(begin)

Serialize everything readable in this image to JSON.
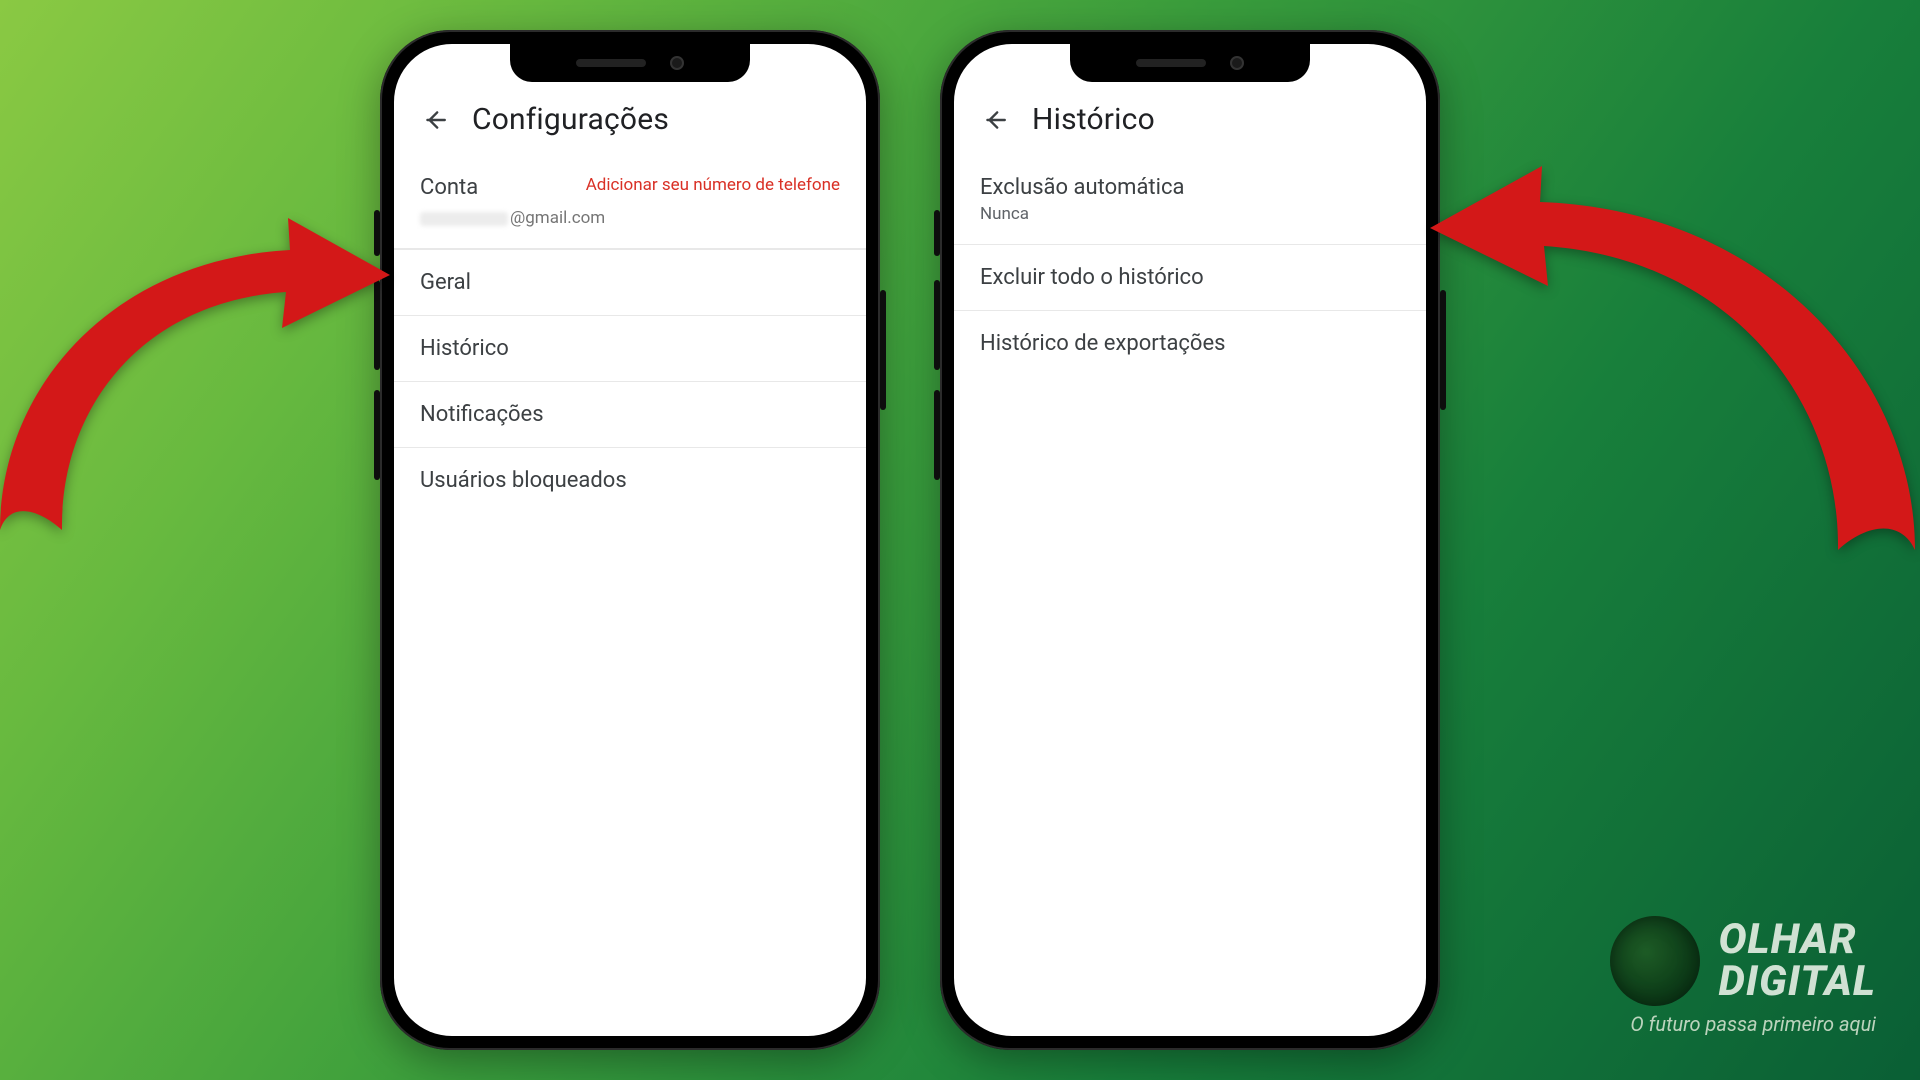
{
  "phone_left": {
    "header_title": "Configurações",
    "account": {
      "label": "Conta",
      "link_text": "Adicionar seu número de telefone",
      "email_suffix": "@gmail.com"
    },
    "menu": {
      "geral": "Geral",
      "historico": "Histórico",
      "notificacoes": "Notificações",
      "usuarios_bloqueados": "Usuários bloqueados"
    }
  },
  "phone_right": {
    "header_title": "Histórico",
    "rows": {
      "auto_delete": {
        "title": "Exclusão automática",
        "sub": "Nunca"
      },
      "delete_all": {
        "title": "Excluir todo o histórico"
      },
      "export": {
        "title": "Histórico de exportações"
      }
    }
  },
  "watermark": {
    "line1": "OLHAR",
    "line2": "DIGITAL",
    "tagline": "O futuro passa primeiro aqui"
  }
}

(end)

Problem: Skip the pictures and transcribe the rest of the records exactly.

Task solution:
Serialize everything readable in this image to JSON.
{
  "phone_left": {
    "header_title": "Configurações",
    "account": {
      "label": "Conta",
      "link_text": "Adicionar seu número de telefone",
      "email_suffix": "@gmail.com"
    },
    "menu": {
      "geral": "Geral",
      "historico": "Histórico",
      "notificacoes": "Notificações",
      "usuarios_bloqueados": "Usuários bloqueados"
    }
  },
  "phone_right": {
    "header_title": "Histórico",
    "rows": {
      "auto_delete": {
        "title": "Exclusão automática",
        "sub": "Nunca"
      },
      "delete_all": {
        "title": "Excluir todo o histórico"
      },
      "export": {
        "title": "Histórico de exportações"
      }
    }
  },
  "watermark": {
    "line1": "OLHAR",
    "line2": "DIGITAL",
    "tagline": "O futuro passa primeiro aqui"
  }
}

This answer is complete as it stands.